> [Work to do]:
Print the full listing exactly.

> [Data to use]:
* * * * *
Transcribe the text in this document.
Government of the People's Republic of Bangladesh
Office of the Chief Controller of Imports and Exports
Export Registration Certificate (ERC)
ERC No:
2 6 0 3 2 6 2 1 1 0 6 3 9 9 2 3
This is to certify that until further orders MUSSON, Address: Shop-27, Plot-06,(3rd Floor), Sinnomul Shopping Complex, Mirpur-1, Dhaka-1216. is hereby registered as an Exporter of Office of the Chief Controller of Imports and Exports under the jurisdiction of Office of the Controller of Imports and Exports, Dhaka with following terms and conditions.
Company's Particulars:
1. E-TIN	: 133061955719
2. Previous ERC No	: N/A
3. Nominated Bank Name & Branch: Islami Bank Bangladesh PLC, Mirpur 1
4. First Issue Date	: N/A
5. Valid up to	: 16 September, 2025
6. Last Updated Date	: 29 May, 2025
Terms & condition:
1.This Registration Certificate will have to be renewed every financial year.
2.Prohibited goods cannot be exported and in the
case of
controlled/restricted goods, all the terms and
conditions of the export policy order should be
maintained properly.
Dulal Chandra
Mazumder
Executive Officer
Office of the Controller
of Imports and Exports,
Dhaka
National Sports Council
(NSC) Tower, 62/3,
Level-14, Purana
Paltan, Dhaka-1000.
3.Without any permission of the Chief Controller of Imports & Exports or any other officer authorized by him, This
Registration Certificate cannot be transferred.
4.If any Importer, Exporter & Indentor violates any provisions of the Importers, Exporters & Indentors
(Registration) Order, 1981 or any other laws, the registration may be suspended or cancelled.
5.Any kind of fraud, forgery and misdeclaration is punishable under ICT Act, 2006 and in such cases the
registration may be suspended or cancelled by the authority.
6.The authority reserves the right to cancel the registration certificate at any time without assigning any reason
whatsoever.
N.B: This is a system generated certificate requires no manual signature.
* * * * *
> [Exercise answer]:
Transcribe the text in this document.
Government of the People's Republic of Bangladesh
Office of the Chief Controller of Imports and Exports
Export Registration Certificate (ERC)
ERC No:
2 6 0 3 2 6 2 1 1 0 6 3 9 9 2 3
This is to certify that until further orders MUSSON, Address: Shop-27, Plot-06,(3rd Floor), Sinnomul Shopping Complex, Mirpur-1, Dhaka-1216. is hereby registered as an Exporter of Office of the Chief Controller of Imports and Exports under the jurisdiction of Office of the Controller of Imports and Exports, Dhaka with following terms and conditions.
Company's Particulars:
1. E-TIN	: 133061955719
2. Previous ERC No	: N/A
3. Nominated Bank Name & Branch: Islami Bank Bangladesh PLC, Mirpur 1
4. First Issue Date	: N/A
5. Valid up to	: 16 September, 2025
6. Last Updated Date	: 29 May, 2025
Terms & condition:
1.This Registration Certificate will have to be renewed every financial year.
2.Prohibited goods cannot be exported and in the
case of
controlled/restricted goods, all the terms and
conditions of the export policy order should be
maintained properly.
Dulal Chandra
Mazumder
Executive Officer
Office of the Controller
of Imports and Exports,
Dhaka
National Sports Council
(NSC) Tower, 62/3,
Level-14, Purana
Paltan, Dhaka-1000.
3.Without any permission of the Chief Controller of Imports & Exports or any other officer authorized by him, This
Registration Certificate cannot be transferred.
4.If any Importer, Exporter & Indentor violates any provisions of the Importers, Exporters & Indentors
(Registration) Order, 1981 or any other laws, the registration may be suspended or cancelled.
5.Any kind of fraud, forgery and misdeclaration is punishable under ICT Act, 2006 and in such cases the
registration may be suspended or cancelled by the authority.
6.The authority reserves the right to cancel the registration certificate at any time without assigning any reason
whatsoever.
N.B: This is a system generated certificate requires no manual signature.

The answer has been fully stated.